## What is asked
Which lines in the records below contain the word "Lapsiperheiden"? Copy each of them.
--- --- ---
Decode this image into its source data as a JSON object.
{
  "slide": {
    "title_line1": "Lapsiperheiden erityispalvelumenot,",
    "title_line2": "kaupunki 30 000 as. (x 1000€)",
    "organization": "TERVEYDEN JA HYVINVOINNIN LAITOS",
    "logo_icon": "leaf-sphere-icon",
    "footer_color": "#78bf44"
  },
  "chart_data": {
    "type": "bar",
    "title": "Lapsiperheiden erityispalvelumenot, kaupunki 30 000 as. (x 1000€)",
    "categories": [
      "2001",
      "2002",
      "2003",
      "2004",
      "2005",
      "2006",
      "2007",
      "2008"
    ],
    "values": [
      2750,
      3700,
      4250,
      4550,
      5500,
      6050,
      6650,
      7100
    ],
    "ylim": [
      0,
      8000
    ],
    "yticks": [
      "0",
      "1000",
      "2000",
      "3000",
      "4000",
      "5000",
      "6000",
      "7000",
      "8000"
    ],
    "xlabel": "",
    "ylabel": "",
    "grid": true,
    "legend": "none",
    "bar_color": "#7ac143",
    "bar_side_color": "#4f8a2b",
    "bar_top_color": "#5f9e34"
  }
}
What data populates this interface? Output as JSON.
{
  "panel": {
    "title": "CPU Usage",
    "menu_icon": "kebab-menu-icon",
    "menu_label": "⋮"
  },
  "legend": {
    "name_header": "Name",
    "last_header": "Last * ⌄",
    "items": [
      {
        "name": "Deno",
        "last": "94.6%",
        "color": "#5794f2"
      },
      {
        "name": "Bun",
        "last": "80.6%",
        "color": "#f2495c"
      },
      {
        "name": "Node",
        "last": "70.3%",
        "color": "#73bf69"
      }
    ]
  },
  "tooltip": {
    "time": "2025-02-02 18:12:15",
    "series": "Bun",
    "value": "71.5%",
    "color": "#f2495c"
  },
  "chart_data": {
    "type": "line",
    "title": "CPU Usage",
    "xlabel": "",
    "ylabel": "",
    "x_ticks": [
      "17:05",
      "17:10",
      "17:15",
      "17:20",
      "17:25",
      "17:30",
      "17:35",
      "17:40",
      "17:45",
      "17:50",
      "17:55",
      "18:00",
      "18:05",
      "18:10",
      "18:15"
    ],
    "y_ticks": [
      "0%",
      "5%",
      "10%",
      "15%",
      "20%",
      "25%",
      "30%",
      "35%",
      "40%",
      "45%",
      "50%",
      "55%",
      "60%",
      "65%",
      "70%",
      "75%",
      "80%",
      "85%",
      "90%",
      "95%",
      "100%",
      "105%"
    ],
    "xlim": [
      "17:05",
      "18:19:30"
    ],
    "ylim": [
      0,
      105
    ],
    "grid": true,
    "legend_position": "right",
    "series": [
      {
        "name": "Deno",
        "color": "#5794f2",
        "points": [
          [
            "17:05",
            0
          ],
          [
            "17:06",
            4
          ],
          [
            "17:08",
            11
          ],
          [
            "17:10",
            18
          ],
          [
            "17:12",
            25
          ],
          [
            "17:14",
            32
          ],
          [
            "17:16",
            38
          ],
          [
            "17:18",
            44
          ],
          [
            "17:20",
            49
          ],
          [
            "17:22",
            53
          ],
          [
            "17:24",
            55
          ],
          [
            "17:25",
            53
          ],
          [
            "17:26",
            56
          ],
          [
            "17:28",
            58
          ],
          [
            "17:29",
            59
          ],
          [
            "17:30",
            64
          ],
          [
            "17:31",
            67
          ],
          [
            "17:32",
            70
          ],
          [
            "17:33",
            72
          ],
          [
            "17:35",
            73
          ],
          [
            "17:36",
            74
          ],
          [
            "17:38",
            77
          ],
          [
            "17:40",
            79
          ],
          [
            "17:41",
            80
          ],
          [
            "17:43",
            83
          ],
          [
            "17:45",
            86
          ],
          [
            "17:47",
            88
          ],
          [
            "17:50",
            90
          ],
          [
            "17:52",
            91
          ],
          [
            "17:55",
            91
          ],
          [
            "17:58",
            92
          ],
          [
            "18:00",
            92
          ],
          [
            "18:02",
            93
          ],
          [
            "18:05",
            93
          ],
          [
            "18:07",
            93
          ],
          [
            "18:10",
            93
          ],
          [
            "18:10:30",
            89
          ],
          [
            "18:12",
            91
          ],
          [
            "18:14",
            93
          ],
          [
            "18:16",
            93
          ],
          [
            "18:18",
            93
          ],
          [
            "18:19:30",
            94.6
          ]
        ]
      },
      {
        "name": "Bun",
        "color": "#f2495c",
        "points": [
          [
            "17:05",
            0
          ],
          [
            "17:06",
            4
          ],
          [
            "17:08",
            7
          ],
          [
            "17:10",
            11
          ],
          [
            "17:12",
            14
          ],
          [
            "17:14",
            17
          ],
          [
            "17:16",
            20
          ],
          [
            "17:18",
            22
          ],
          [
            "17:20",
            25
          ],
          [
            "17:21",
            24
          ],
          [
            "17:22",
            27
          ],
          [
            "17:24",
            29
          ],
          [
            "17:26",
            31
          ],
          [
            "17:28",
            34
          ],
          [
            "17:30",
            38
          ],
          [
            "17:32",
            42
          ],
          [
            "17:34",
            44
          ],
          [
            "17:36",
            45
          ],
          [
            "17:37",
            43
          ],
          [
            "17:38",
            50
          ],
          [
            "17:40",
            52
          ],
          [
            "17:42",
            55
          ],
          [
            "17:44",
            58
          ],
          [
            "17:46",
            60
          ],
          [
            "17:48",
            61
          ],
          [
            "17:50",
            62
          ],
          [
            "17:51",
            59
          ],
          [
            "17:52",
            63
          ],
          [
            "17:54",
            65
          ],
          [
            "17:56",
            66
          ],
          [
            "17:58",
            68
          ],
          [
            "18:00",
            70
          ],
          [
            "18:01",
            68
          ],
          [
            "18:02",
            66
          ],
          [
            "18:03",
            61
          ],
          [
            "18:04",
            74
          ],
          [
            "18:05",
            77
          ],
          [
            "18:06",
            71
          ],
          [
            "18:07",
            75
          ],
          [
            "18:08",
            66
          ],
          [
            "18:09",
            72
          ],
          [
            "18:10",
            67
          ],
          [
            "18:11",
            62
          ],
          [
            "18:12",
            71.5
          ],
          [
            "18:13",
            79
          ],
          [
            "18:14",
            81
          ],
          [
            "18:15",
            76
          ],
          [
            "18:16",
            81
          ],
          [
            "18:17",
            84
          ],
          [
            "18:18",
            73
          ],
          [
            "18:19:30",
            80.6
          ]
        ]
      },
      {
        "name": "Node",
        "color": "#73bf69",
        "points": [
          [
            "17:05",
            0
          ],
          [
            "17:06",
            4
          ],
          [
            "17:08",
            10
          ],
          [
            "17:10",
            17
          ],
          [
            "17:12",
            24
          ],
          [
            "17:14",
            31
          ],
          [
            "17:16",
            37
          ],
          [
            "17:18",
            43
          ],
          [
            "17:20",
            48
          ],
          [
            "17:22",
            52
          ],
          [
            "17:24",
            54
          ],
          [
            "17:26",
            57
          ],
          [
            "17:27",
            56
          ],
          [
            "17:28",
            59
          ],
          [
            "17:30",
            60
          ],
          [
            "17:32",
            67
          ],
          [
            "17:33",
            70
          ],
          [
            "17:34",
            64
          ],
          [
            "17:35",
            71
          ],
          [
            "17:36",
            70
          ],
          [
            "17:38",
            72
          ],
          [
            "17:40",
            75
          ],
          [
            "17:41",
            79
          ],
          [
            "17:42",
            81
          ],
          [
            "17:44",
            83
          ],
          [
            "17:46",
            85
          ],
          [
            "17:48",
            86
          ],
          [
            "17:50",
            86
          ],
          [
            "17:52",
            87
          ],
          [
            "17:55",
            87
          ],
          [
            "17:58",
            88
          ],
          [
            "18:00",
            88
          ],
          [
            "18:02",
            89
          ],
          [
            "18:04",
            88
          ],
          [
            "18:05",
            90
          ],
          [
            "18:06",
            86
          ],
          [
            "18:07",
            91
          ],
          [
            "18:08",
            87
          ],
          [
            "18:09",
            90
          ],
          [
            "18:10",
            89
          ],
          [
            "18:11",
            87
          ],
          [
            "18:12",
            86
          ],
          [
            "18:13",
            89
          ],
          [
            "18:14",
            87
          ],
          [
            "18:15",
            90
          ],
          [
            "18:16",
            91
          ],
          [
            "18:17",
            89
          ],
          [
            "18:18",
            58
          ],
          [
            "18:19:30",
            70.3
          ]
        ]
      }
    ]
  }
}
--- --- ---
## Result for this exercise
    "title_line1": "Lapsiperheiden erityispalvelumenot,",
    "title": "Lapsiperheiden erityispalvelumenot, kaupunki 30 000 as. (x 1000€)",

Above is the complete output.